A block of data
"""
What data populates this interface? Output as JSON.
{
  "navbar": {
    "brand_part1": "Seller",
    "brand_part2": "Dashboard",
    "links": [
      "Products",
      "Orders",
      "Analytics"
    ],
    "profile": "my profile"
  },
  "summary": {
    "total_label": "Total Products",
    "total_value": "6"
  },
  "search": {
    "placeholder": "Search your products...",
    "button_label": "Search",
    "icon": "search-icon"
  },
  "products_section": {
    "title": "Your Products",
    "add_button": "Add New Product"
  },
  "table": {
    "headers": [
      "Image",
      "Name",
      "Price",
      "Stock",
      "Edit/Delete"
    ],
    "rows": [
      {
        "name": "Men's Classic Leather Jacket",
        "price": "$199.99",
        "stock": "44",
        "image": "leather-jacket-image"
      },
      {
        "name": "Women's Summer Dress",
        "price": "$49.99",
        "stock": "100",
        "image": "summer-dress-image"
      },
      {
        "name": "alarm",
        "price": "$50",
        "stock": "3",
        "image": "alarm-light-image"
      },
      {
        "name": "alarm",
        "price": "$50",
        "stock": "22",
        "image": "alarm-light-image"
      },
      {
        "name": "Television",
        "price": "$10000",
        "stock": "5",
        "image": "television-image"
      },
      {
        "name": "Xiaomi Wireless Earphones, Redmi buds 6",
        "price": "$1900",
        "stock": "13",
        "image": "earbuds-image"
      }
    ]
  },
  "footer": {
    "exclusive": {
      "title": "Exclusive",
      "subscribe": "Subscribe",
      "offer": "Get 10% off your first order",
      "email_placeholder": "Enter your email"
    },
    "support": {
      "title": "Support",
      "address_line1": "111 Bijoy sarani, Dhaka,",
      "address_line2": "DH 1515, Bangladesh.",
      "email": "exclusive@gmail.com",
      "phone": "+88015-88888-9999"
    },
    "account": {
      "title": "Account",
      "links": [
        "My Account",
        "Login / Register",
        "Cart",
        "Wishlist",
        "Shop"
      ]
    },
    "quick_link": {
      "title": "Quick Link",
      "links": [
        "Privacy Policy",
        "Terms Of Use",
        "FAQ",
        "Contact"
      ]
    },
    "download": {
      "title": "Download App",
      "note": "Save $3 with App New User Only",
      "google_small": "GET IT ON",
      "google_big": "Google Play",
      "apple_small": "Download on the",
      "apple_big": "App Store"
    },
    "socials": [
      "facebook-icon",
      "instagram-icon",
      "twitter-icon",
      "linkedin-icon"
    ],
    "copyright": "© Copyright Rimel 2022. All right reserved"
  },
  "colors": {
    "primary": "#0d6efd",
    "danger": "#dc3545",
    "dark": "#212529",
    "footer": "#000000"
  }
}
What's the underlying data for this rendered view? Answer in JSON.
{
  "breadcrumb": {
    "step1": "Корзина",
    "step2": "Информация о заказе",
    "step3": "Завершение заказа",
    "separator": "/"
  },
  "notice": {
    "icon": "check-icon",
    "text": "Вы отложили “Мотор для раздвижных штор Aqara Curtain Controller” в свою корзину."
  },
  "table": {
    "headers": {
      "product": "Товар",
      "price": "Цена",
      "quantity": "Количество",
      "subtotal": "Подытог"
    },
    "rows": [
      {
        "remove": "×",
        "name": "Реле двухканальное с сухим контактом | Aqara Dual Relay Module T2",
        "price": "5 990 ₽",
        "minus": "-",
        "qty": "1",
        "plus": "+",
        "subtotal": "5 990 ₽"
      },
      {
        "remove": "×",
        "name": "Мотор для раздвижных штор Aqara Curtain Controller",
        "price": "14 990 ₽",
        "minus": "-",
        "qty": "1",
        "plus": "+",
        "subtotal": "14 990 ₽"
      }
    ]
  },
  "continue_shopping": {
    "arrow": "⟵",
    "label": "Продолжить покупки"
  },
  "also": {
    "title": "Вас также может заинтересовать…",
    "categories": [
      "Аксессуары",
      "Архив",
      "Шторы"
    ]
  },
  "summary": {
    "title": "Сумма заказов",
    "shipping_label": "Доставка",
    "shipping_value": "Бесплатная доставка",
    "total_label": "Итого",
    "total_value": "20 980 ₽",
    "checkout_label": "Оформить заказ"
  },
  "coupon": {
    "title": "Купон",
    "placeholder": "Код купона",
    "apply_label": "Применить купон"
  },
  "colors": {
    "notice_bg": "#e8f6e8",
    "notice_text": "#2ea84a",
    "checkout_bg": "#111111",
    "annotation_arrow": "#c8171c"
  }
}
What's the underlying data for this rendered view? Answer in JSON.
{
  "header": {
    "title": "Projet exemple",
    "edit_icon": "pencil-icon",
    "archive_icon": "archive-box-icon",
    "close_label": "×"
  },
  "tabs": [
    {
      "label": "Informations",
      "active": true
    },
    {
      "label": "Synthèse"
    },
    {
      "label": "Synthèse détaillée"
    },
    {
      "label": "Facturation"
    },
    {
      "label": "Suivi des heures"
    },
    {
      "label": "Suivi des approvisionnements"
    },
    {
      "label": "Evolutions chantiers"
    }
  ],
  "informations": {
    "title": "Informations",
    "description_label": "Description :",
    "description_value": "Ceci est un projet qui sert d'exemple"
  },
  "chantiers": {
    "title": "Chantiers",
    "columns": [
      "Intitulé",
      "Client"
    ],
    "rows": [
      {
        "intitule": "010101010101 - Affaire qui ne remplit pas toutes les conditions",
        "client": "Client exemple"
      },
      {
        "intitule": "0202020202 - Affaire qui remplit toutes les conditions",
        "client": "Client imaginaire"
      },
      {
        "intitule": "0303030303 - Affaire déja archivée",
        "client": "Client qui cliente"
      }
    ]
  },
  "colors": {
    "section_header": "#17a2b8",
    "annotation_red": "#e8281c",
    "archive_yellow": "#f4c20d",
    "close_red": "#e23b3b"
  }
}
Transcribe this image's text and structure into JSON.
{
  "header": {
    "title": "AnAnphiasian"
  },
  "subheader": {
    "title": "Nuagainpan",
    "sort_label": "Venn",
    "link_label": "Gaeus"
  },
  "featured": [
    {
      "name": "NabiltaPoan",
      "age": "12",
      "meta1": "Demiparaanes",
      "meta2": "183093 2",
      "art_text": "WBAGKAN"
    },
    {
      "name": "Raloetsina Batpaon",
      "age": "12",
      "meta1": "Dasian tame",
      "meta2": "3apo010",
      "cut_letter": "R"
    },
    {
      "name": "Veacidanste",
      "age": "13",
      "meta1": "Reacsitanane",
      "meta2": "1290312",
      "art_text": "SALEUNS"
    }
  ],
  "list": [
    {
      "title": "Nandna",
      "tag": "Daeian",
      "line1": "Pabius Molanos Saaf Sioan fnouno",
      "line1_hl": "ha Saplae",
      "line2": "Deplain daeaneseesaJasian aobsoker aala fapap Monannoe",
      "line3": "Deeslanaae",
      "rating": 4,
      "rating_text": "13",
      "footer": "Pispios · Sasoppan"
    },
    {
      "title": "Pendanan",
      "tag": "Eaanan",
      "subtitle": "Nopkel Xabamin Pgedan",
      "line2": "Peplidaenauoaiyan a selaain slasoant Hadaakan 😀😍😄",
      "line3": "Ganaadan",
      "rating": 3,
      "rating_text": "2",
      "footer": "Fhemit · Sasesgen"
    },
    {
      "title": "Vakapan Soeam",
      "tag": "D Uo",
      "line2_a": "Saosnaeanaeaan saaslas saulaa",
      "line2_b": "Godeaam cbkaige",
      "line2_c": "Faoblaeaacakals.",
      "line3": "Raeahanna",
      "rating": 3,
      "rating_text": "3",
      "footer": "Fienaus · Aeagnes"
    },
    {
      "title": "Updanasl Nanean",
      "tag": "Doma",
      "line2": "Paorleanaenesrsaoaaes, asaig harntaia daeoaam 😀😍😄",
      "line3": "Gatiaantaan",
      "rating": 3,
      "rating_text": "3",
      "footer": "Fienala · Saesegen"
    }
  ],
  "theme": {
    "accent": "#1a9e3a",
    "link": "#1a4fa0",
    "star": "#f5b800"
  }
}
"""
• _STATED PROBLEM_
Find all lines where the word "icon" appears. Copy them.

• _SOLUTION FOR THIS EXERCISE_
    "icon": "search-icon"
      "facebook-icon",
      "instagram-icon",
      "twitter-icon",
      "linkedin-icon"
    "icon": "check-icon",
    "edit_icon": "pencil-icon",
    "archive_icon": "archive-box-icon",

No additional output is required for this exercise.